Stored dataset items

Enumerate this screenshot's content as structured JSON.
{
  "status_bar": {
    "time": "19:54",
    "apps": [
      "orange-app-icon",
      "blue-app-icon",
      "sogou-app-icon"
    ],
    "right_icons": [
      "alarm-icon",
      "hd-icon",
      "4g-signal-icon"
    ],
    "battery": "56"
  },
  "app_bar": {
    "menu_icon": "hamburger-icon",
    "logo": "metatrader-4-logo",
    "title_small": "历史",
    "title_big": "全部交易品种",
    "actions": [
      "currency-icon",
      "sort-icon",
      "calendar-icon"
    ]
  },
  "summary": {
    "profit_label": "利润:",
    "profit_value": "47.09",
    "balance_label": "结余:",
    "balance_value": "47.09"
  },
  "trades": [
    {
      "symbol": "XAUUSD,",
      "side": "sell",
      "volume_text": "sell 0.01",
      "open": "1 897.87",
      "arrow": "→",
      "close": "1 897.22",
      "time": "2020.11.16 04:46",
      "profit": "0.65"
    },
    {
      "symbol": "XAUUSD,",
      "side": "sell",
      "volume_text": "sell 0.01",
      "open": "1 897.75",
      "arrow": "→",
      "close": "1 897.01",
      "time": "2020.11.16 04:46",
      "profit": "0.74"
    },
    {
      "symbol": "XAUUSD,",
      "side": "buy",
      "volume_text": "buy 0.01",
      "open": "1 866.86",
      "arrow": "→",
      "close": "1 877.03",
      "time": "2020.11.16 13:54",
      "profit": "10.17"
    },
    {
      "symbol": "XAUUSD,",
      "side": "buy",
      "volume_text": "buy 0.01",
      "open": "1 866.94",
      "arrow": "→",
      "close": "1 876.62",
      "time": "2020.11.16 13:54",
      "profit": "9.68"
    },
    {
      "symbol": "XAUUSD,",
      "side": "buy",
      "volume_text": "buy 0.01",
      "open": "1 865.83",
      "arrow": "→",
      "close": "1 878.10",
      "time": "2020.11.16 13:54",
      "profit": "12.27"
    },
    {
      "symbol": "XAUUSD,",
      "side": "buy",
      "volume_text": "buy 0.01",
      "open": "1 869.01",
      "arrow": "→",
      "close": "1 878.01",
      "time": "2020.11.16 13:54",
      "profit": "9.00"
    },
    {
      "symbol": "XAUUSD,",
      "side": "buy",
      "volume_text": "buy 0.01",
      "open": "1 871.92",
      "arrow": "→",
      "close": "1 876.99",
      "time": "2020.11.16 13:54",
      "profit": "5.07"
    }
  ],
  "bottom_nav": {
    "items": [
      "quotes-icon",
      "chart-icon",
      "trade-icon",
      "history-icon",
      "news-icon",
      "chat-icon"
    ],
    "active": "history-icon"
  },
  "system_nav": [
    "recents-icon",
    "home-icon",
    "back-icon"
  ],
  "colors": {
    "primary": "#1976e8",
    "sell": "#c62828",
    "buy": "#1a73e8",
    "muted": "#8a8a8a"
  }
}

_TASK OBJECTIVE_
Return all of the data word for word.

_WORKED SOLUTION_
Enumerate this screenshot's content as structured JSON.
{
  "status_bar": {
    "time": "19:54",
    "apps": [
      "orange-app-icon",
      "blue-app-icon",
      "sogou-app-icon"
    ],
    "right_icons": [
      "alarm-icon",
      "hd-icon",
      "4g-signal-icon"
    ],
    "battery": "56"
  },
  "app_bar": {
    "menu_icon": "hamburger-icon",
    "logo": "metatrader-4-logo",
    "title_small": "历史",
    "title_big": "全部交易品种",
    "actions": [
      "currency-icon",
      "sort-icon",
      "calendar-icon"
    ]
  },
  "summary": {
    "profit_label": "利润:",
    "profit_value": "47.09",
    "balance_label": "结余:",
    "balance_value": "47.09"
  },
  "trades": [
    {
      "symbol": "XAUUSD,",
      "side": "sell",
      "volume_text": "sell 0.01",
      "open": "1 897.87",
      "arrow": "→",
      "close": "1 897.22",
      "time": "2020.11.16 04:46",
      "profit": "0.65"
    },
    {
      "symbol": "XAUUSD,",
      "side": "sell",
      "volume_text": "sell 0.01",
      "open": "1 897.75",
      "arrow": "→",
      "close": "1 897.01",
      "time": "2020.11.16 04:46",
      "profit": "0.74"
    },
    {
      "symbol": "XAUUSD,",
      "side": "buy",
      "volume_text": "buy 0.01",
      "open": "1 866.86",
      "arrow": "→",
      "close": "1 877.03",
      "time": "2020.11.16 13:54",
      "profit": "10.17"
    },
    {
      "symbol": "XAUUSD,",
      "side": "buy",
      "volume_text": "buy 0.01",
      "open": "1 866.94",
      "arrow": "→",
      "close": "1 876.62",
      "time": "2020.11.16 13:54",
      "profit": "9.68"
    },
    {
      "symbol": "XAUUSD,",
      "side": "buy",
      "volume_text": "buy 0.01",
      "open": "1 865.83",
      "arrow": "→",
      "close": "1 878.10",
      "time": "2020.11.16 13:54",
      "profit": "12.27"
    },
    {
      "symbol": "XAUUSD,",
      "side": "buy",
      "volume_text": "buy 0.01",
      "open": "1 869.01",
      "arrow": "→",
      "close": "1 878.01",
      "time": "2020.11.16 13:54",
      "profit": "9.00"
    },
    {
      "symbol": "XAUUSD,",
      "side": "buy",
      "volume_text": "buy 0.01",
      "open": "1 871.92",
      "arrow": "→",
      "close": "1 876.99",
      "time": "2020.11.16 13:54",
      "profit": "5.07"
    }
  ],
  "bottom_nav": {
    "items": [
      "quotes-icon",
      "chart-icon",
      "trade-icon",
      "history-icon",
      "news-icon",
      "chat-icon"
    ],
    "active": "history-icon"
  },
  "system_nav": [
    "recents-icon",
    "home-icon",
    "back-icon"
  ],
  "colors": {
    "primary": "#1976e8",
    "sell": "#c62828",
    "buy": "#1a73e8",
    "muted": "#8a8a8a"
  }
}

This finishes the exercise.